> _Page_
Reboot après l'épilogue, j'ai le même soucis sur mon iMac 5K début 2019. J'ai essayé en cassant le fusiondrive pour avoir windows sur le SSD mais rien n'y fait toute installation est impossible avec l'erreur "imageinstall", quelle avait été la solution ?


----------



## 1Er0ck (16 Juin 2019)

Je double post mais l'affaire est résolue avec le patch BootCamp et la dernière version de Windows (mai 2019.


----------



## Chrysocarde (19 Juin 2019)

Oui, et c'est tant mieux.
Je ne souhaite pas à mon pire ennemi informaticien l'enfer de plusieurs mois que j'ai connu (voir mon 1er post).
Enfer, avec ce petit bug admis du rebord d'une seule lèvre par l'Assistance Apple.

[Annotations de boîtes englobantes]
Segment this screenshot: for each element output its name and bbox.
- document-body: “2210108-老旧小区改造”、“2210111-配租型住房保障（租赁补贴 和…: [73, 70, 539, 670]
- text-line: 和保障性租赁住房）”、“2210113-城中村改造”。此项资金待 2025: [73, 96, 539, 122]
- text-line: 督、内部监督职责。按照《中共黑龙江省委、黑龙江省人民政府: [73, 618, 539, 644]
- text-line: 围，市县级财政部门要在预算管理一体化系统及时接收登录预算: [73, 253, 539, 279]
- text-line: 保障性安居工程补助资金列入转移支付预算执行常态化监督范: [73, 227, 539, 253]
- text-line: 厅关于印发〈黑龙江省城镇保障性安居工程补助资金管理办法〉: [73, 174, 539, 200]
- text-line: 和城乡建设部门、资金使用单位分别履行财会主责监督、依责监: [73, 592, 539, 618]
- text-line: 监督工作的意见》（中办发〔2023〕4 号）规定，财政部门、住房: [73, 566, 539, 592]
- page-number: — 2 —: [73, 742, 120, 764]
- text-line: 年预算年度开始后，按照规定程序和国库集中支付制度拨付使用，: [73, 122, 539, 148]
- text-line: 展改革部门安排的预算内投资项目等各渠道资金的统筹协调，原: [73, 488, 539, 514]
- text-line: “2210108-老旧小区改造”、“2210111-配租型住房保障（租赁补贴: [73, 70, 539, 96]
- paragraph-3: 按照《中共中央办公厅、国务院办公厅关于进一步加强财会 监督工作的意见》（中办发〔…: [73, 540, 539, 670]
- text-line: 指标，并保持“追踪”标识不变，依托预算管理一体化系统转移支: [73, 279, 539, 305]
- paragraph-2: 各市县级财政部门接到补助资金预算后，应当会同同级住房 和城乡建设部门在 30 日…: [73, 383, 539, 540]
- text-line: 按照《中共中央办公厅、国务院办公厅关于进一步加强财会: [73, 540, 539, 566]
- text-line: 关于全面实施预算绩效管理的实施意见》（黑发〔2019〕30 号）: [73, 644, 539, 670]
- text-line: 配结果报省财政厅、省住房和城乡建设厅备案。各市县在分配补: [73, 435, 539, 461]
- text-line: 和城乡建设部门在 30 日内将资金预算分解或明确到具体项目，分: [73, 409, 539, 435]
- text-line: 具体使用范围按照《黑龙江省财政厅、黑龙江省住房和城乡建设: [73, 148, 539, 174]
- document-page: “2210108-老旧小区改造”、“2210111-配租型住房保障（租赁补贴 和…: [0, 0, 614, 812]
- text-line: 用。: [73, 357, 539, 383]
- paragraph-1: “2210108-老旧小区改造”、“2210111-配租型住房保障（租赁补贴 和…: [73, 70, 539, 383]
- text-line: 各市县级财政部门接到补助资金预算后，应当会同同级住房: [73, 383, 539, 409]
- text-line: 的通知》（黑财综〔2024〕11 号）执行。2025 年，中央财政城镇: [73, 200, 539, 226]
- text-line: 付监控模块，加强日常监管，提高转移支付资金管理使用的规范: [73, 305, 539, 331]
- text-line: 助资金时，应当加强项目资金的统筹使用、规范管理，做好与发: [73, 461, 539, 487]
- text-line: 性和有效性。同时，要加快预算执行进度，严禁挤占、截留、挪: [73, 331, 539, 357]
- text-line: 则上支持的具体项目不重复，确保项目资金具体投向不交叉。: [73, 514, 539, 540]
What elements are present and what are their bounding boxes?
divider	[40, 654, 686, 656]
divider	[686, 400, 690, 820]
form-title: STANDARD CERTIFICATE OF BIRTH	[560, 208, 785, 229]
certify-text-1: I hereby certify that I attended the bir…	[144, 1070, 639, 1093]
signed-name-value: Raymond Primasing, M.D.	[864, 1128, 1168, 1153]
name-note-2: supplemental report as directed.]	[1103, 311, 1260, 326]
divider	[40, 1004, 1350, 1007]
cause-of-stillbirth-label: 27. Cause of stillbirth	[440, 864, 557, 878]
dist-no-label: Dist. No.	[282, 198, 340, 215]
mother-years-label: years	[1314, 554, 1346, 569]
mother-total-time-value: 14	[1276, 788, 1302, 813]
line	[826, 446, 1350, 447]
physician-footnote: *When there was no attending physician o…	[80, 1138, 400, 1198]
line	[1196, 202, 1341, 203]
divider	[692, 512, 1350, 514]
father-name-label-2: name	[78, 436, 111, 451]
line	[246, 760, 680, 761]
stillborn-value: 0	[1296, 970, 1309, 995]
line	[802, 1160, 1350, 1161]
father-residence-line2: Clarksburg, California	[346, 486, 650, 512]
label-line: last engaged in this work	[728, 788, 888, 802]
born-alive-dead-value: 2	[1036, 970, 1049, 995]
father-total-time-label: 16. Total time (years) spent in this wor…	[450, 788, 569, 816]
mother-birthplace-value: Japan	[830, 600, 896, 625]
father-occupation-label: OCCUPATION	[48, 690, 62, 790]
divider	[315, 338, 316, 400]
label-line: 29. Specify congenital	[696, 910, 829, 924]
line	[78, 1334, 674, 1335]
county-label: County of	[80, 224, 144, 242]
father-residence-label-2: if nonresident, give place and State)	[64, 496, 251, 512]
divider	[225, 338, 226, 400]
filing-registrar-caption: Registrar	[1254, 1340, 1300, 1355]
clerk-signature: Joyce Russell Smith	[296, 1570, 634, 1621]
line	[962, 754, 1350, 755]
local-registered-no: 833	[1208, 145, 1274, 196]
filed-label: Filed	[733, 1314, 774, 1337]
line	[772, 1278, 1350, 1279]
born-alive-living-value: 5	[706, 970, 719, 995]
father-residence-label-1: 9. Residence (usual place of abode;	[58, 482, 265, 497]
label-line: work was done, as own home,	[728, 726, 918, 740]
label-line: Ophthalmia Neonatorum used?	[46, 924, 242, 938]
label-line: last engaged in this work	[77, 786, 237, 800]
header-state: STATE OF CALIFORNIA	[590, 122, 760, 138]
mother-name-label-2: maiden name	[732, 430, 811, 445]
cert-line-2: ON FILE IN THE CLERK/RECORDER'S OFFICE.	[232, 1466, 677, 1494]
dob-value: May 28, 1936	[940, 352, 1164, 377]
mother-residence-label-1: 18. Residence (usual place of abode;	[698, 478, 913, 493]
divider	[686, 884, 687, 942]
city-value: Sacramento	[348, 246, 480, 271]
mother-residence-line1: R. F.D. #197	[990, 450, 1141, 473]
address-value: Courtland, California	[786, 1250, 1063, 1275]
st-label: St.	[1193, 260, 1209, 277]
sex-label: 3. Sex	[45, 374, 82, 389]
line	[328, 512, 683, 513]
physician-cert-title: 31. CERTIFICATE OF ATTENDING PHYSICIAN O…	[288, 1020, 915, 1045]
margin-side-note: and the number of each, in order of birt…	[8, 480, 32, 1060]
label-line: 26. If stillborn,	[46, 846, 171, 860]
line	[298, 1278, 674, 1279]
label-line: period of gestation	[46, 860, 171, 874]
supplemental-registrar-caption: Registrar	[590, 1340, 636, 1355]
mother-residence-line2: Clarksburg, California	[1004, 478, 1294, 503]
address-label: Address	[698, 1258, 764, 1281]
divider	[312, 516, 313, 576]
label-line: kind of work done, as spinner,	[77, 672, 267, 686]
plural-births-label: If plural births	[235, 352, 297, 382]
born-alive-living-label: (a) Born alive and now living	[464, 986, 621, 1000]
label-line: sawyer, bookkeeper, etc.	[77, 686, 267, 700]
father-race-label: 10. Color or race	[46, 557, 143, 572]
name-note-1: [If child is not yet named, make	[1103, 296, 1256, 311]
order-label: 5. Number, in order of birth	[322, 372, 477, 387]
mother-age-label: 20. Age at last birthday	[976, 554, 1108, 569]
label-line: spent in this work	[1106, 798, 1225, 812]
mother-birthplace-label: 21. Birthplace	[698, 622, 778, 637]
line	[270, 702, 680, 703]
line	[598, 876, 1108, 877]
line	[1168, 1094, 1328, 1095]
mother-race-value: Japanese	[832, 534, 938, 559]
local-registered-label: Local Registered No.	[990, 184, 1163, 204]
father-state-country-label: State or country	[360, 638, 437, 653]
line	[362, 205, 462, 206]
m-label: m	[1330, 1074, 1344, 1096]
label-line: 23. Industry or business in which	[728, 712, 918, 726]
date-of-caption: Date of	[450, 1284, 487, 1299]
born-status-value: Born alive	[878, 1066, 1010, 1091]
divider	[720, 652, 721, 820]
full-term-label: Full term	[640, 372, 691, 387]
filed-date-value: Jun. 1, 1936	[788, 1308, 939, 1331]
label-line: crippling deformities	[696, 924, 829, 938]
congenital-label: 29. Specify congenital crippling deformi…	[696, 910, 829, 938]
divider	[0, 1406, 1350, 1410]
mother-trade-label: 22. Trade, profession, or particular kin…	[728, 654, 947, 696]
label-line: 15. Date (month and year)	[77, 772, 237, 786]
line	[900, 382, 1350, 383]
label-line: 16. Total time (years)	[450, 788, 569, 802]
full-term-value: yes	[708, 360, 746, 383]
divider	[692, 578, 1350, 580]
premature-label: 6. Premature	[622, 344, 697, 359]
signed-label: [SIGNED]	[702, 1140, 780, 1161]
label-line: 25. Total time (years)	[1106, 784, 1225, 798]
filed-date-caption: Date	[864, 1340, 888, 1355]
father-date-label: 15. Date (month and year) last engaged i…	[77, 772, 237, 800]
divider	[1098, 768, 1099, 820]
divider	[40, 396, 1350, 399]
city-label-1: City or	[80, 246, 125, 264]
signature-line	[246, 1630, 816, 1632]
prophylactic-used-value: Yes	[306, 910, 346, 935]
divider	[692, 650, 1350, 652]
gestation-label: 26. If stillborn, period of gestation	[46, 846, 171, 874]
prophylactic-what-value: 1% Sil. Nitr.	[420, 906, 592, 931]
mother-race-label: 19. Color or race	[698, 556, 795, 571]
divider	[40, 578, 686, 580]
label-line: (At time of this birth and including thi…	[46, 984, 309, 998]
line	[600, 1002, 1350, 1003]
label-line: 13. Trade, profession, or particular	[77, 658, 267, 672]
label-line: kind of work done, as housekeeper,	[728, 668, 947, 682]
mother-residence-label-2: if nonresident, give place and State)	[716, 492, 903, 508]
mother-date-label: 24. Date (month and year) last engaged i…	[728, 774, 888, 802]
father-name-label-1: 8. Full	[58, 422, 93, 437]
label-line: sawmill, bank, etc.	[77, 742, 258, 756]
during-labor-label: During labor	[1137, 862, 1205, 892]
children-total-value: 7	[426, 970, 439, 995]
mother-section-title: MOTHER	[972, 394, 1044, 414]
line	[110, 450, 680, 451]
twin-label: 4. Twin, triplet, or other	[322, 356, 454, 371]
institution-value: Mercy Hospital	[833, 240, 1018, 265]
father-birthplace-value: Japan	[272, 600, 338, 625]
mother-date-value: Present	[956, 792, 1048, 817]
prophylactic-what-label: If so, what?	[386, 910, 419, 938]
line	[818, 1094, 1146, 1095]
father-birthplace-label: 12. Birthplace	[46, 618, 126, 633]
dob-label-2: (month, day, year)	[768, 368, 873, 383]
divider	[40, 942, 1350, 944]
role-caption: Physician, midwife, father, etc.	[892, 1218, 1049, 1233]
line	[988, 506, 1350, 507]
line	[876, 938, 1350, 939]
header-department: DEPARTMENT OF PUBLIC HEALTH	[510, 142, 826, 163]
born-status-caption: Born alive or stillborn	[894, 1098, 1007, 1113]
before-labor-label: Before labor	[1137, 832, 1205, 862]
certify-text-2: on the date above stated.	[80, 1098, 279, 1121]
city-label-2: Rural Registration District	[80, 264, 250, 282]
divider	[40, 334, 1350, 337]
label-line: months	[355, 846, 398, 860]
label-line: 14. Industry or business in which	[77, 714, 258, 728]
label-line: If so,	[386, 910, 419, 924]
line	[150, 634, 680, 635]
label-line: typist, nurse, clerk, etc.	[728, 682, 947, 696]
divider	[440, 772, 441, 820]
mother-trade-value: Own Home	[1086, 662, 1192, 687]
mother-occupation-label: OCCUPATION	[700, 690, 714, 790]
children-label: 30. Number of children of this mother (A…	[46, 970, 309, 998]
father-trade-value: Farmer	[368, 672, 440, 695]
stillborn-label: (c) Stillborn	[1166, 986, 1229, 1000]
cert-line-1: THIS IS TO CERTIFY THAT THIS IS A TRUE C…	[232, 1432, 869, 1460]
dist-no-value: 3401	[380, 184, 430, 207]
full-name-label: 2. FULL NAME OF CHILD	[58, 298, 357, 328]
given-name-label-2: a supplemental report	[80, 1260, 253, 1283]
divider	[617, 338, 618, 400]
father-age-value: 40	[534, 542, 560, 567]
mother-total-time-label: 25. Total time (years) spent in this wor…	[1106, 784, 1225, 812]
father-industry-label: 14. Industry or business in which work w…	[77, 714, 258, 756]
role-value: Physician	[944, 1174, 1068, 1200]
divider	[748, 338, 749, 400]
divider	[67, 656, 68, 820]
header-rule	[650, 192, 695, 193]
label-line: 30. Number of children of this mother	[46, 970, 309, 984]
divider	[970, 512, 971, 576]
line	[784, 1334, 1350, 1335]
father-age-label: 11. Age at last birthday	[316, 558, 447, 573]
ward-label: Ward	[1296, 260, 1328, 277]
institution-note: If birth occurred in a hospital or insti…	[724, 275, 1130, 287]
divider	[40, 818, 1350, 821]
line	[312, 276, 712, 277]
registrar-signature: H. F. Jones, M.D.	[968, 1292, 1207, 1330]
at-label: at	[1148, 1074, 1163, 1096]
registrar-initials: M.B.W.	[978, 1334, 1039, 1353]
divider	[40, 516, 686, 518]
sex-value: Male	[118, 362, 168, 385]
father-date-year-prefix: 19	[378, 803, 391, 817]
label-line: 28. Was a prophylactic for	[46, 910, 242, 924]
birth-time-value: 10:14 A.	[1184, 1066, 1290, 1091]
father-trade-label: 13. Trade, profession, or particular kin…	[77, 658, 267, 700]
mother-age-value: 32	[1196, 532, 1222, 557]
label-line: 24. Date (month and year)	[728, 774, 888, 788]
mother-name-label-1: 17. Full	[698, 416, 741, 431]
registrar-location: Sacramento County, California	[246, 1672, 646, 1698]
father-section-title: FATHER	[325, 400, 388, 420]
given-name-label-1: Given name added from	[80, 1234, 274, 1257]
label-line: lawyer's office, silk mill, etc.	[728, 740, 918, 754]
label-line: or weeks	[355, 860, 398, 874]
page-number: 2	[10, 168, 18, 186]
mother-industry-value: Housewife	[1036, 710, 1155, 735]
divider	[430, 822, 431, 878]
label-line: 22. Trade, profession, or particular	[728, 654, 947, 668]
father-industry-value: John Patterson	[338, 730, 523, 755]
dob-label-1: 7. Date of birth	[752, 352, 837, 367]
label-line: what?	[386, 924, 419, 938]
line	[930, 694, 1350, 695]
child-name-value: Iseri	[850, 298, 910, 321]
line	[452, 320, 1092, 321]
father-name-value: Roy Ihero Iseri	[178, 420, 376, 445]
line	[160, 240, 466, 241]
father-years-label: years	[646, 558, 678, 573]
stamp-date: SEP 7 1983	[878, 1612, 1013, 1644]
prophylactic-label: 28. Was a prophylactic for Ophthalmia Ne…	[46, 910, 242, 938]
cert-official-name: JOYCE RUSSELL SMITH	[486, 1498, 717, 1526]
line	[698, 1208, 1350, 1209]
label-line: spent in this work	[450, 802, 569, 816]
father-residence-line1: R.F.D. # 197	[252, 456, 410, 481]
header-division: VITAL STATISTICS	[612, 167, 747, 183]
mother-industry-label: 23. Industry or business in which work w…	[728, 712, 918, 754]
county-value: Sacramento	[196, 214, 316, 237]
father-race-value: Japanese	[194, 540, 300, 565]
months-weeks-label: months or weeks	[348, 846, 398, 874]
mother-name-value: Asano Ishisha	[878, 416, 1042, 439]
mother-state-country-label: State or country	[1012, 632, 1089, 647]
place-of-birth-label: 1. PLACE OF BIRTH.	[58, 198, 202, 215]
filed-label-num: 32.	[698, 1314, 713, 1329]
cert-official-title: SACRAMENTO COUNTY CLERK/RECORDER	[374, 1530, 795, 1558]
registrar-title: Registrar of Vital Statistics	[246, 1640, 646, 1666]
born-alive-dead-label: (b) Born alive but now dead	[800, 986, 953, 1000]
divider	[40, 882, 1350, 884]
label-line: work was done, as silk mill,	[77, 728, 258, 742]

> _Consignes de l'exercice_
(a) Pouvez-vous restituer mot pour mot le passage de la discussion sur Boot Camp qui s'ouvre sur les mots contenant "## Chrysocarde (19" et se referme sur "par l'Assistance Apple." ?
(b) Pouvez-vous poursuivre la discussion sur Boot Camp à partir du point où elle s'arrête ?

> _Réponses attendues_
(a)
## Chrysocarde (19 Juin 2019)

Oui, et c'est tant mieux.
Je ne souhaite pas à mon pire ennemi informaticien l'enfer de plusieurs mois que j'ai connu (voir mon 1er post).
Enfer, avec ce petit bug admis du rebord d'une seule lèvre par l'Assistance Apple.

(b)
Tout fut bien qui finit bien...


----------



## theophileh (14 Mai 2021)

Bonjour,
Désolé de déterrer ce sujet mais je possède le même problème. Pas besoin de vous le raconter mais j'ai déjà essayé tout ce qui était possible . J'aimerais savoir comment avez-vous fait pour résoudre ce problème persistant !?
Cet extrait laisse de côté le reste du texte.